[The request]:
Show every line below where "parallel" can be found.
─── Records for this task
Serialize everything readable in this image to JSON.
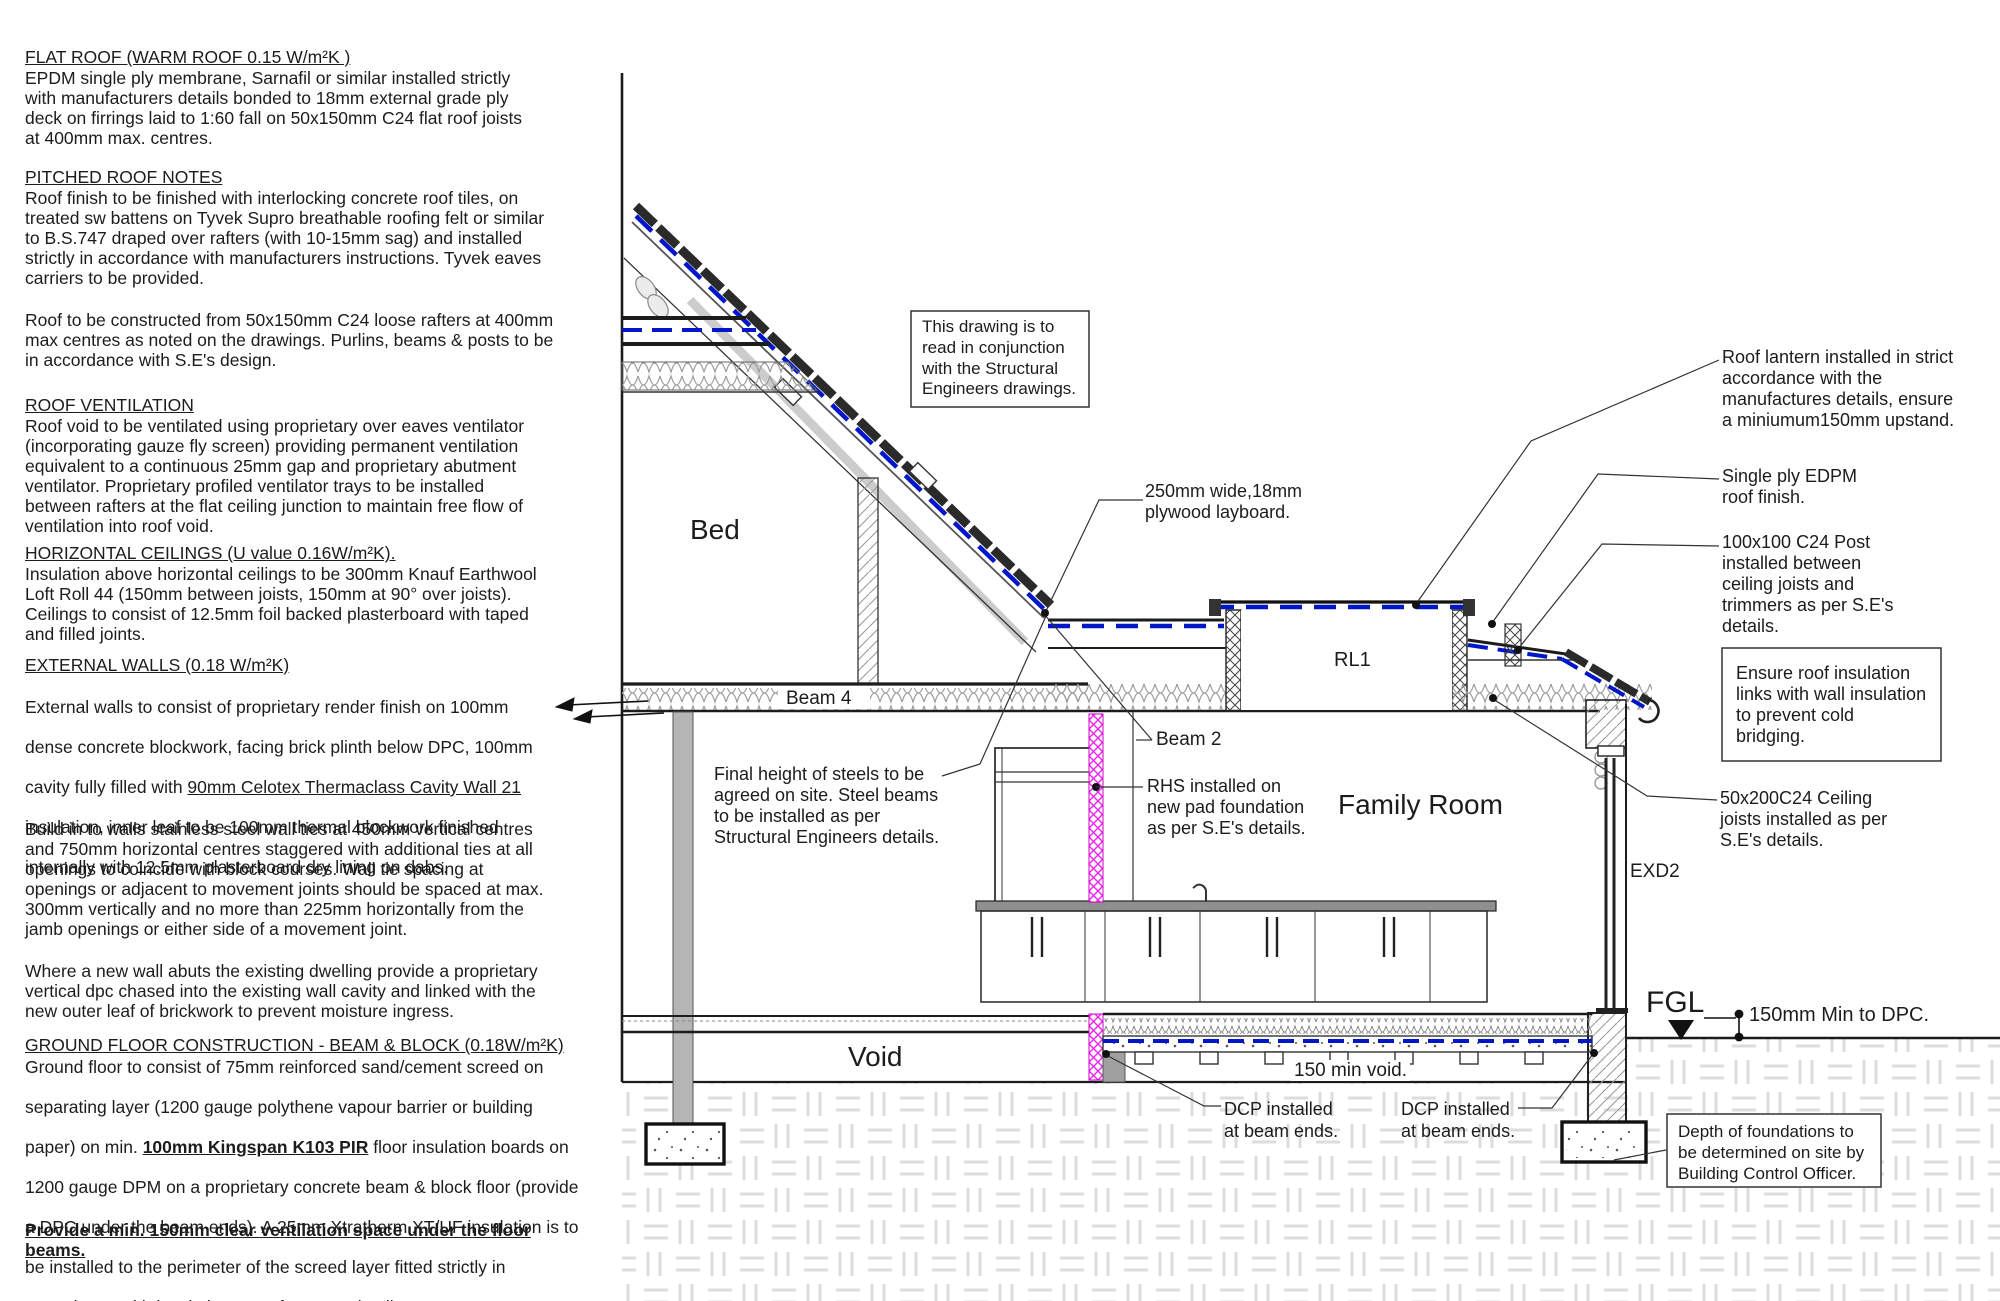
{
  "notes": {
    "flat_roof": {
      "heading": "FLAT ROOF (WARM ROOF 0.15 W/m²K )",
      "body": "EPDM single ply membrane, Sarnafil or similar installed strictly\nwith manufacturers details bonded to 18mm external grade ply\ndeck on firrings laid to 1:60 fall on 50x150mm C24 flat roof joists\nat 400mm max. centres."
    },
    "pitched": {
      "heading": "PITCHED ROOF NOTES",
      "body": "Roof finish to be finished with interlocking concrete roof tiles, on\ntreated sw battens on Tyvek Supro breathable roofing felt or similar\nto B.S.747 draped over rafters (with 10-15mm sag) and installed\nstrictly in accordance with manufacturers instructions. Tyvek eaves\ncarriers to be provided.",
      "body2": "Roof to be constructed from 50x150mm C24 loose rafters at 400mm\nmax centres as noted on the drawings. Purlins, beams & posts to be\nin accordance with S.E's design."
    },
    "ventilation": {
      "heading": "ROOF VENTILATION",
      "body": "Roof void to be ventilated using proprietary over eaves ventilator\n(incorporating gauze fly screen) providing permanent ventilation\nequivalent to a continuous 25mm gap and proprietary abutment\nventilator. Proprietary profiled ventilator trays to be installed\nbetween rafters at the flat ceiling junction to maintain free flow of\nventilation into roof void."
    },
    "ceilings": {
      "heading": "HORIZONTAL CEILINGS (U value 0.16W/m²K).",
      "body": "Insulation above horizontal ceilings to be 300mm Knauf Earthwool\nLoft Roll 44 (150mm between joists, 150mm at 90° over joists).\nCeilings to consist of 12.5mm foil backed plasterboard with taped\nand filled joints."
    },
    "walls": {
      "heading": "EXTERNAL WALLS (0.18 W/m²K)",
      "p1_l1": "External walls to consist of proprietary render finish on 100mm",
      "p1_l2": "dense concrete blockwork, facing brick plinth below DPC, 100mm",
      "p1_l3_pre": "cavity fully filled with ",
      "p1_l3_u": "90mm Celotex Thermaclass Cavity Wall 21",
      "p1_l4": "insulation, inner leaf to be 100mm thermal blockwork finished",
      "p1_l5": "internally with 12.5mm plasterboard dry lining on dabs.",
      "p2": "Build in to walls stainless steel wall ties at 450mm vertical centres\nand 750mm horizontal centres staggered with additional ties at all\nopenings to coincide with block courses. Wall tie spacing at\nopenings or adjacent to movement joints should be spaced at max.\n300mm vertically and no more than 225mm horizontally from the\njamb openings or either side of a movement joint.",
      "p3": "Where a new wall abuts the existing dwelling provide a proprietary\nvertical dpc chased into the existing wall cavity and linked with the\nnew outer leaf of brickwork to prevent moisture ingress."
    },
    "ground": {
      "heading": "GROUND FLOOR CONSTRUCTION - BEAM & BLOCK (0.18W/m²K)",
      "l1": "Ground floor to consist of 75mm reinforced sand/cement screed on",
      "l2": "separating layer (1200 gauge polythene vapour barrier or building",
      "l3_pre": "paper) on min. ",
      "l3_b": "100mm Kingspan K103 PIR",
      "l3_post": " floor insulation boards on",
      "l4": "1200 gauge DPM on a proprietary concrete beam & block floor (provide",
      "l5": "a DPC under the beam ends). A 25mm Xtratherm XT/UF insulation is to",
      "l6": "be installed to the perimeter of the screed layer fitted strictly in",
      "l7": "accordance with insulation manufacturers details.",
      "emphasis": "Provide a min. 150mm clear ventilation space under the floor\nbeams."
    }
  },
  "drawing": {
    "rooms": {
      "bed": "Bed",
      "family": "Family Room",
      "void": "Void"
    },
    "labels": {
      "beam4": "Beam 4",
      "beam2": "Beam 2",
      "rl1": "RL1",
      "exd2": "EXD2",
      "fgl": "FGL",
      "min_void": "150 min void.",
      "dim_dpc": "150mm Min to DPC.",
      "dcp_left": "DCP installed\nat beam ends.",
      "dcp_right": "DCP installed\nat beam ends."
    },
    "callouts": {
      "conjunction": "This drawing is to\nread in conjunction\nwith the Structural\nEngineers drawings.",
      "plywood": "250mm wide,18mm\nplywood layboard.",
      "final_height": "Final height of steels to be\nagreed on site. Steel beams\nto be installed as per\nStructural Engineers details.",
      "rhs": "RHS installed on\nnew pad foundation\nas per S.E's details.",
      "roof_lantern": "Roof lantern installed in strict\naccordance with the\nmanufactures details, ensure\na miniumum150mm upstand.",
      "single_ply": "Single ply EDPM\nroof finish.",
      "post": "100x100 C24 Post\ninstalled between\nceiling joists and\ntrimmers as per S.E's\ndetails.",
      "ensure": "Ensure roof insulation\nlinks with wall insulation\nto prevent cold\nbridging.",
      "ceiling_joists": "50x200C24 Ceiling\njoists installed as per\nS.E's details.",
      "depth": "Depth of foundations to\nbe determined on site by\nBuilding Control Officer."
    },
    "colors": {
      "membrane_blue": "#0016c8",
      "rhs_magenta": "#ee22ee",
      "line": "#1c1c1c"
    }
  }
}
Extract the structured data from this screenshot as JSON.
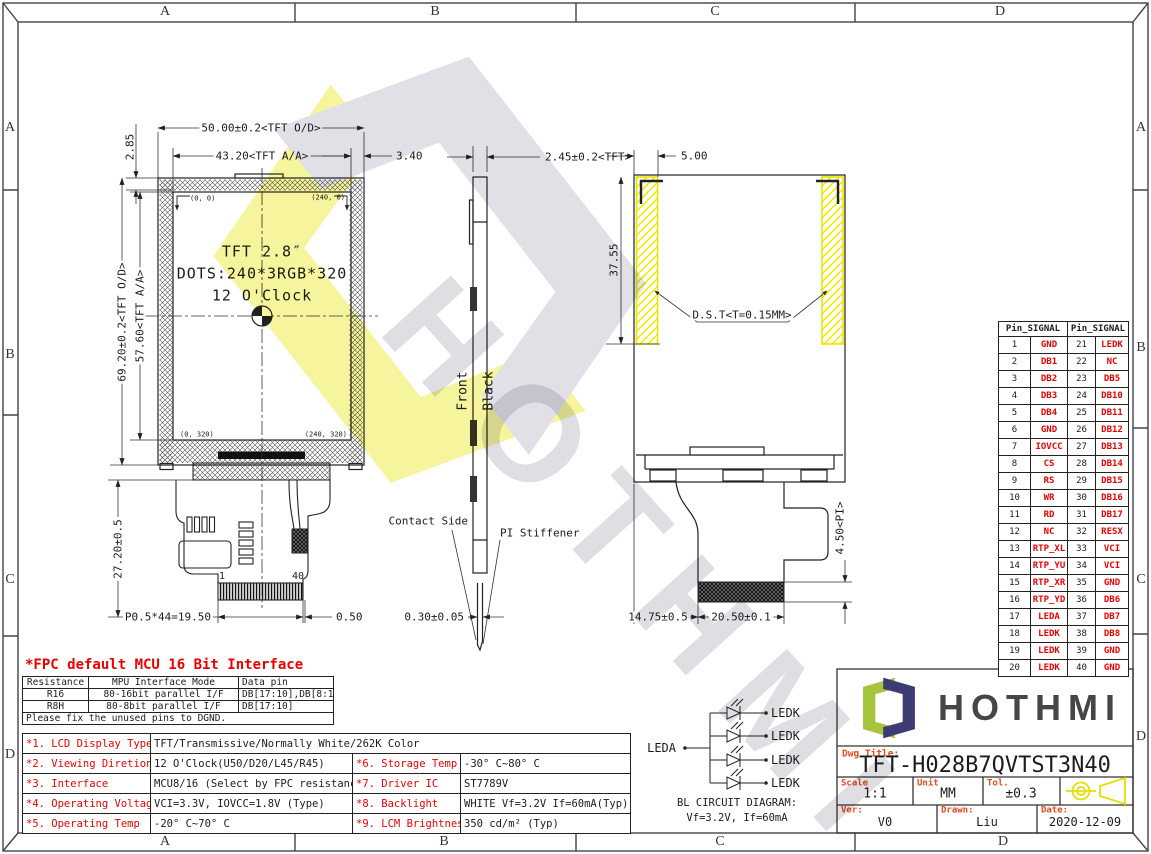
{
  "zones": {
    "top": [
      "A",
      "B",
      "C",
      "D"
    ],
    "bottom": [
      "A",
      "B",
      "C",
      "D"
    ],
    "left": [
      "A",
      "B",
      "C",
      "D"
    ],
    "right": [
      "A",
      "B",
      "C",
      "D"
    ]
  },
  "front": {
    "line1": "TFT 2.8″",
    "line2": "DOTS:240*3RGB*320",
    "line3": "12 O'Clock",
    "c00": "(0, 0)",
    "c2400": "(240, 0)",
    "c0320": "(0, 320)",
    "c240320": "(240, 320)",
    "pin_first": "1",
    "pin_last": "40",
    "d_od_w": "50.00±0.2<TFT O/D>",
    "d_aa_w": "43.20<TFT A/A>",
    "d_gap_r": "3.40",
    "d_gap_t": "2.85",
    "d_aa_h": "57.60<TFT A/A>",
    "d_od_h": "69.20±0.2<TFT O/D>",
    "d_tail": "27.20±0.5",
    "d_pitch": "P0.5*44=19.50",
    "d_margin": "0.50"
  },
  "side": {
    "front_label": "Front",
    "back_label": "Black",
    "contact": "Contact Side",
    "stiffener": "PI Stiffener",
    "d_thick": "2.45±0.2<TFT>",
    "d_fpc": "0.30±0.05"
  },
  "back": {
    "d_tape_w": "5.00",
    "d_tape_h": "37.55",
    "tape": "D.S.T<T=0.15MM>",
    "d_pi": "4.50<PI>",
    "d_tail_w": "20.50±0.1",
    "d_tail_off": "14.75±0.5"
  },
  "pins": {
    "h1": "Pin_SIGNAL",
    "h2": "Pin_SIGNAL",
    "rows": [
      [
        "1",
        "GND",
        "21",
        "LEDK"
      ],
      [
        "2",
        "DB1",
        "22",
        "NC"
      ],
      [
        "3",
        "DB2",
        "23",
        "DB5"
      ],
      [
        "4",
        "DB3",
        "24",
        "DB10"
      ],
      [
        "5",
        "DB4",
        "25",
        "DB11"
      ],
      [
        "6",
        "GND",
        "26",
        "DB12"
      ],
      [
        "7",
        "IOVCC",
        "27",
        "DB13"
      ],
      [
        "8",
        "CS",
        "28",
        "DB14"
      ],
      [
        "9",
        "RS",
        "29",
        "DB15"
      ],
      [
        "10",
        "WR",
        "30",
        "DB16"
      ],
      [
        "11",
        "RD",
        "31",
        "DB17"
      ],
      [
        "12",
        "NC",
        "32",
        "RESX"
      ],
      [
        "13",
        "RTP_XL",
        "33",
        "VCI"
      ],
      [
        "14",
        "RTP_YU",
        "34",
        "VCI"
      ],
      [
        "15",
        "RTP_XR",
        "35",
        "GND"
      ],
      [
        "16",
        "RTP_YD",
        "36",
        "DB6"
      ],
      [
        "17",
        "LEDA",
        "37",
        "DB7"
      ],
      [
        "18",
        "LEDK",
        "38",
        "DB8"
      ],
      [
        "19",
        "LEDK",
        "39",
        "GND"
      ],
      [
        "20",
        "LEDK",
        "40",
        "GND"
      ]
    ]
  },
  "fpc": {
    "title": "*FPC default MCU 16 Bit Interface",
    "headers": [
      "Resistance",
      "MPU Interface Mode",
      "Data pin"
    ],
    "rows": [
      [
        "R16",
        "80-16bit parallel I/F",
        "DB[17:10],DB[8:1]"
      ],
      [
        "R8H",
        "80-8bit parallel I/F",
        "DB[17:10]"
      ]
    ],
    "footer": "Please fix the unused pins to DGND."
  },
  "spec": {
    "row1": [
      "*1. LCD Display Type",
      "TFT/Transmissive/Normally White/262K Color"
    ],
    "rows": [
      [
        "*2. Viewing Diretion",
        "12 O'Clock(U50/D20/L45/R45)",
        "*6. Storage Temp",
        "-30° C~80° C"
      ],
      [
        "*3. Interface",
        "MCU8/16 (Select by FPC resistance)",
        "*7. Driver IC",
        "ST7789V"
      ],
      [
        "*4. Operating Voltage",
        "VCI=3.3V, IOVCC=1.8V (Type)",
        "*8. Backlight",
        "WHITE Vf=3.2V If=60mA(Typ)"
      ],
      [
        "*5. Operating Temp",
        "-20° C~70° C",
        "*9. LCM Brightness",
        "350 cd/m² (Typ)"
      ]
    ]
  },
  "bl": {
    "anode": "LEDA",
    "cathodes": [
      "LEDK",
      "LEDK",
      "LEDK",
      "LEDK"
    ],
    "caption1": "BL CIRCUIT DIAGRAM:",
    "caption2": "Vf=3.2V, If=60mA"
  },
  "tb": {
    "brand": "HOTHMI",
    "dwg_label": "Dwg Title:",
    "title": "TFT-H028B7QVTST3N40",
    "scale_label": "Scale",
    "scale": "1:1",
    "unit_label": "Unit",
    "unit": "MM",
    "tol_label": "Tol.",
    "tol": "±0.3",
    "ver_label": "Ver:",
    "ver": "V0",
    "drawn_label": "Drawn:",
    "drawn": "Liu",
    "date_label": "Date:",
    "date": "2020-12-09"
  },
  "wm": {
    "brand": "HOTHMI"
  },
  "colors": {
    "red": "#ee0000",
    "hatch_yellow": "#f0ed00",
    "logo_green": "#a6c43c",
    "logo_navy": "#3c3c72",
    "brand_gray": "#46464a"
  }
}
──────
[Answer for this exercise]:
        "80-16bit parallel I/F",
        "80-8bit parallel I/F",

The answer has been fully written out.